Your task is to transcribe all of the data below exactly, omitting the images.

--- START Records shown ---

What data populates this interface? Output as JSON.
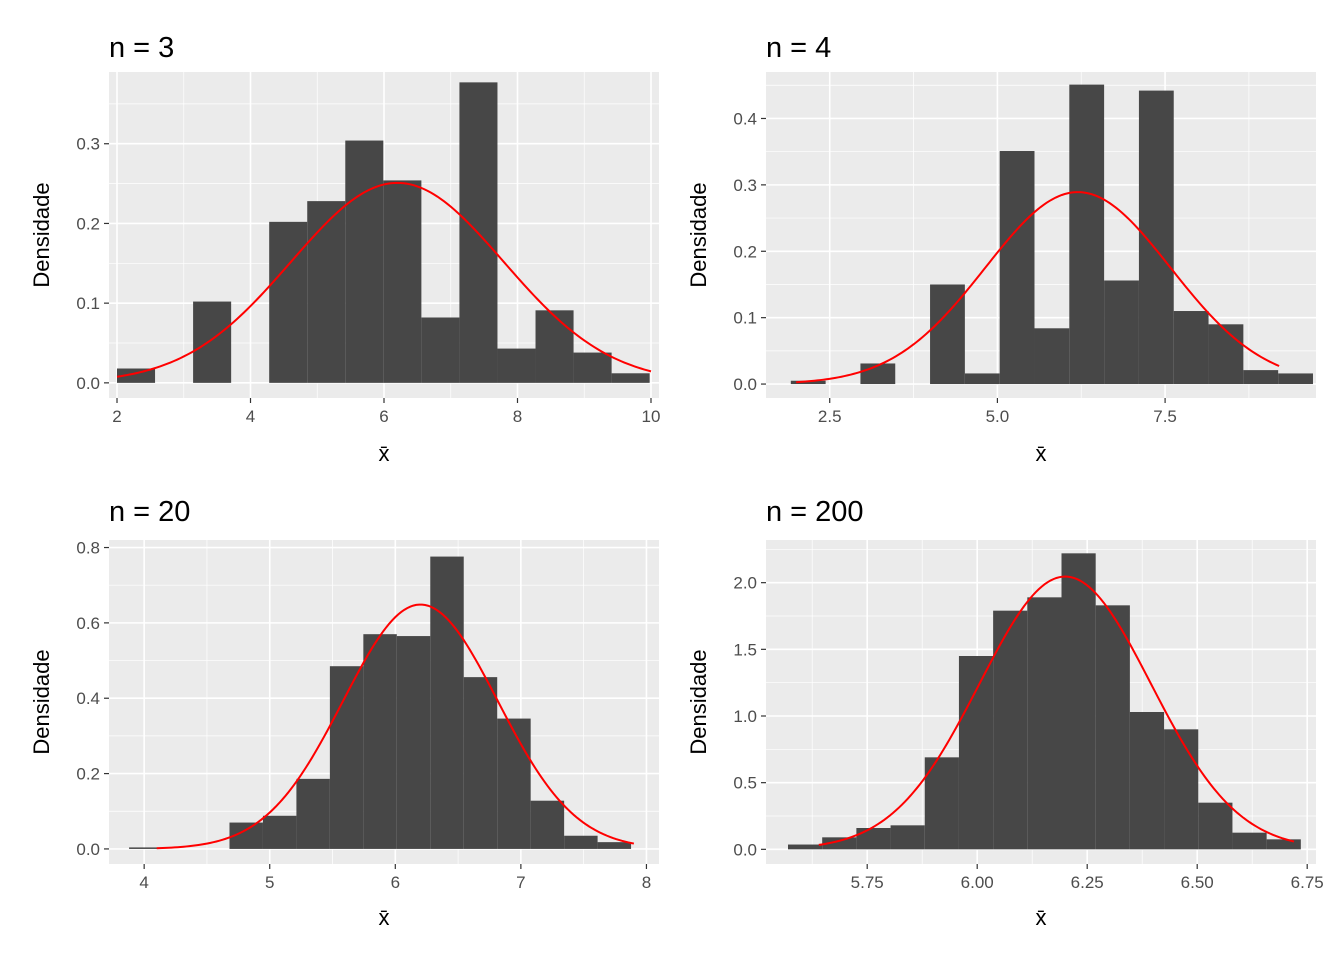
{
  "chart_data": [
    {
      "type": "bar",
      "title": "n = 3",
      "xlabel": "x̄",
      "ylabel": "Densidade",
      "xlim": [
        1.88,
        10.12
      ],
      "ylim": [
        -0.019,
        0.39
      ],
      "xticks": [
        2,
        4,
        6,
        8,
        10
      ],
      "xtick_labels": [
        "2",
        "4",
        "6",
        "8",
        "10"
      ],
      "yticks": [
        0.0,
        0.1,
        0.2,
        0.3
      ],
      "ytick_labels": [
        "0.0",
        "0.1",
        "0.2",
        "0.3"
      ],
      "grid": true,
      "histogram": {
        "bin_width": 0.57,
        "bin_start": 2.0,
        "values": [
          0.018,
          0,
          0.102,
          0,
          0.202,
          0.228,
          0.304,
          0.254,
          0.082,
          0.377,
          0.043,
          0.091,
          0.038,
          0.012
        ]
      },
      "curve": {
        "type": "normal_density",
        "mean": 6.2,
        "sd": 1.59,
        "x_range": [
          2.0,
          10.0
        ],
        "color": "#ff0000"
      }
    },
    {
      "type": "bar",
      "title": "n = 4",
      "xlabel": "x̄",
      "ylabel": "Densidade",
      "xlim": [
        1.55,
        9.75
      ],
      "ylim": [
        -0.021,
        0.47
      ],
      "xticks": [
        2.5,
        5.0,
        7.5
      ],
      "xtick_labels": [
        "2.5",
        "5.0",
        "7.5"
      ],
      "yticks": [
        0.0,
        0.1,
        0.2,
        0.3,
        0.4
      ],
      "ytick_labels": [
        "0.0",
        "0.1",
        "0.2",
        "0.3",
        "0.4"
      ],
      "grid": true,
      "histogram": {
        "bin_width": 0.519,
        "bin_start": 1.92,
        "values": [
          0.005,
          0,
          0.031,
          0,
          0.15,
          0.016,
          0.351,
          0.084,
          0.451,
          0.156,
          0.442,
          0.11,
          0.09,
          0.021,
          0.016
        ]
      },
      "curve": {
        "type": "normal_density",
        "mean": 6.2,
        "sd": 1.38,
        "x_range": [
          2.0,
          9.2
        ],
        "color": "#ff0000"
      }
    },
    {
      "type": "bar",
      "title": "n = 20",
      "xlabel": "x̄",
      "ylabel": "Densidade",
      "xlim": [
        3.72,
        8.1
      ],
      "ylim": [
        -0.04,
        0.82
      ],
      "xticks": [
        4,
        5,
        6,
        7,
        8
      ],
      "xtick_labels": [
        "4",
        "5",
        "6",
        "7",
        "8"
      ],
      "yticks": [
        0.0,
        0.2,
        0.4,
        0.6,
        0.8
      ],
      "ytick_labels": [
        "0.0",
        "0.2",
        "0.4",
        "0.6",
        "0.8"
      ],
      "grid": true,
      "histogram": {
        "bin_width": 0.2665,
        "bin_start": 3.88,
        "values": [
          0.004,
          0,
          0.0,
          0.07,
          0.088,
          0.186,
          0.485,
          0.57,
          0.565,
          0.776,
          0.456,
          0.346,
          0.128,
          0.035,
          0.018
        ]
      },
      "curve": {
        "type": "normal_density",
        "mean": 6.2,
        "sd": 0.615,
        "x_range": [
          4.1,
          7.9
        ],
        "color": "#ff0000"
      }
    },
    {
      "type": "bar",
      "title": "n = 200",
      "xlabel": "x̄",
      "ylabel": "Densidade",
      "xlim": [
        5.52,
        6.77
      ],
      "ylim": [
        -0.11,
        2.32
      ],
      "xticks": [
        5.75,
        6.0,
        6.25,
        6.5,
        6.75
      ],
      "xtick_labels": [
        "5.75",
        "6.00",
        "6.25",
        "6.50",
        "6.75"
      ],
      "yticks": [
        0.0,
        0.5,
        1.0,
        1.5,
        2.0
      ],
      "ytick_labels": [
        "0.0",
        "0.5",
        "1.0",
        "1.5",
        "2.0"
      ],
      "grid": true,
      "histogram": {
        "bin_width": 0.0777,
        "bin_start": 5.57,
        "values": [
          0.036,
          0.09,
          0.16,
          0.18,
          0.69,
          1.45,
          1.79,
          1.89,
          2.22,
          1.83,
          1.03,
          0.9,
          0.35,
          0.125,
          0.075
        ]
      },
      "curve": {
        "type": "normal_density",
        "mean": 6.2,
        "sd": 0.195,
        "x_range": [
          5.64,
          6.72
        ],
        "color": "#ff0000"
      }
    }
  ],
  "colors": {
    "panel_background": "#ebebeb",
    "major_grid": "#ffffff",
    "bar_fill": "#474747",
    "curve": "#ff0000",
    "tick_text": "#4d4d4d"
  }
}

--- END Records shown ---

**Response**
What data populates this interface? Output as JSON.
{
  "chart_data": [
    {
      "type": "bar",
      "title": "n = 3",
      "xlabel": "x̄",
      "ylabel": "Densidade",
      "xlim": [
        1.88,
        10.12
      ],
      "ylim": [
        -0.019,
        0.39
      ],
      "xticks": [
        2,
        4,
        6,
        8,
        10
      ],
      "xtick_labels": [
        "2",
        "4",
        "6",
        "8",
        "10"
      ],
      "yticks": [
        0.0,
        0.1,
        0.2,
        0.3
      ],
      "ytick_labels": [
        "0.0",
        "0.1",
        "0.2",
        "0.3"
      ],
      "grid": true,
      "histogram": {
        "bin_width": 0.57,
        "bin_start": 2.0,
        "values": [
          0.018,
          0,
          0.102,
          0,
          0.202,
          0.228,
          0.304,
          0.254,
          0.082,
          0.377,
          0.043,
          0.091,
          0.038,
          0.012
        ]
      },
      "curve": {
        "type": "normal_density",
        "mean": 6.2,
        "sd": 1.59,
        "x_range": [
          2.0,
          10.0
        ],
        "color": "#ff0000"
      }
    },
    {
      "type": "bar",
      "title": "n = 4",
      "xlabel": "x̄",
      "ylabel": "Densidade",
      "xlim": [
        1.55,
        9.75
      ],
      "ylim": [
        -0.021,
        0.47
      ],
      "xticks": [
        2.5,
        5.0,
        7.5
      ],
      "xtick_labels": [
        "2.5",
        "5.0",
        "7.5"
      ],
      "yticks": [
        0.0,
        0.1,
        0.2,
        0.3,
        0.4
      ],
      "ytick_labels": [
        "0.0",
        "0.1",
        "0.2",
        "0.3",
        "0.4"
      ],
      "grid": true,
      "histogram": {
        "bin_width": 0.519,
        "bin_start": 1.92,
        "values": [
          0.005,
          0,
          0.031,
          0,
          0.15,
          0.016,
          0.351,
          0.084,
          0.451,
          0.156,
          0.442,
          0.11,
          0.09,
          0.021,
          0.016
        ]
      },
      "curve": {
        "type": "normal_density",
        "mean": 6.2,
        "sd": 1.38,
        "x_range": [
          2.0,
          9.2
        ],
        "color": "#ff0000"
      }
    },
    {
      "type": "bar",
      "title": "n = 20",
      "xlabel": "x̄",
      "ylabel": "Densidade",
      "xlim": [
        3.72,
        8.1
      ],
      "ylim": [
        -0.04,
        0.82
      ],
      "xticks": [
        4,
        5,
        6,
        7,
        8
      ],
      "xtick_labels": [
        "4",
        "5",
        "6",
        "7",
        "8"
      ],
      "yticks": [
        0.0,
        0.2,
        0.4,
        0.6,
        0.8
      ],
      "ytick_labels": [
        "0.0",
        "0.2",
        "0.4",
        "0.6",
        "0.8"
      ],
      "grid": true,
      "histogram": {
        "bin_width": 0.2665,
        "bin_start": 3.88,
        "values": [
          0.004,
          0,
          0.0,
          0.07,
          0.088,
          0.186,
          0.485,
          0.57,
          0.565,
          0.776,
          0.456,
          0.346,
          0.128,
          0.035,
          0.018
        ]
      },
      "curve": {
        "type": "normal_density",
        "mean": 6.2,
        "sd": 0.615,
        "x_range": [
          4.1,
          7.9
        ],
        "color": "#ff0000"
      }
    },
    {
      "type": "bar",
      "title": "n = 200",
      "xlabel": "x̄",
      "ylabel": "Densidade",
      "xlim": [
        5.52,
        6.77
      ],
      "ylim": [
        -0.11,
        2.32
      ],
      "xticks": [
        5.75,
        6.0,
        6.25,
        6.5,
        6.75
      ],
      "xtick_labels": [
        "5.75",
        "6.00",
        "6.25",
        "6.50",
        "6.75"
      ],
      "yticks": [
        0.0,
        0.5,
        1.0,
        1.5,
        2.0
      ],
      "ytick_labels": [
        "0.0",
        "0.5",
        "1.0",
        "1.5",
        "2.0"
      ],
      "grid": true,
      "histogram": {
        "bin_width": 0.0777,
        "bin_start": 5.57,
        "values": [
          0.036,
          0.09,
          0.16,
          0.18,
          0.69,
          1.45,
          1.79,
          1.89,
          2.22,
          1.83,
          1.03,
          0.9,
          0.35,
          0.125,
          0.075
        ]
      },
      "curve": {
        "type": "normal_density",
        "mean": 6.2,
        "sd": 0.195,
        "x_range": [
          5.64,
          6.72
        ],
        "color": "#ff0000"
      }
    }
  ],
  "colors": {
    "panel_background": "#ebebeb",
    "major_grid": "#ffffff",
    "bar_fill": "#474747",
    "curve": "#ff0000",
    "tick_text": "#4d4d4d"
  }
}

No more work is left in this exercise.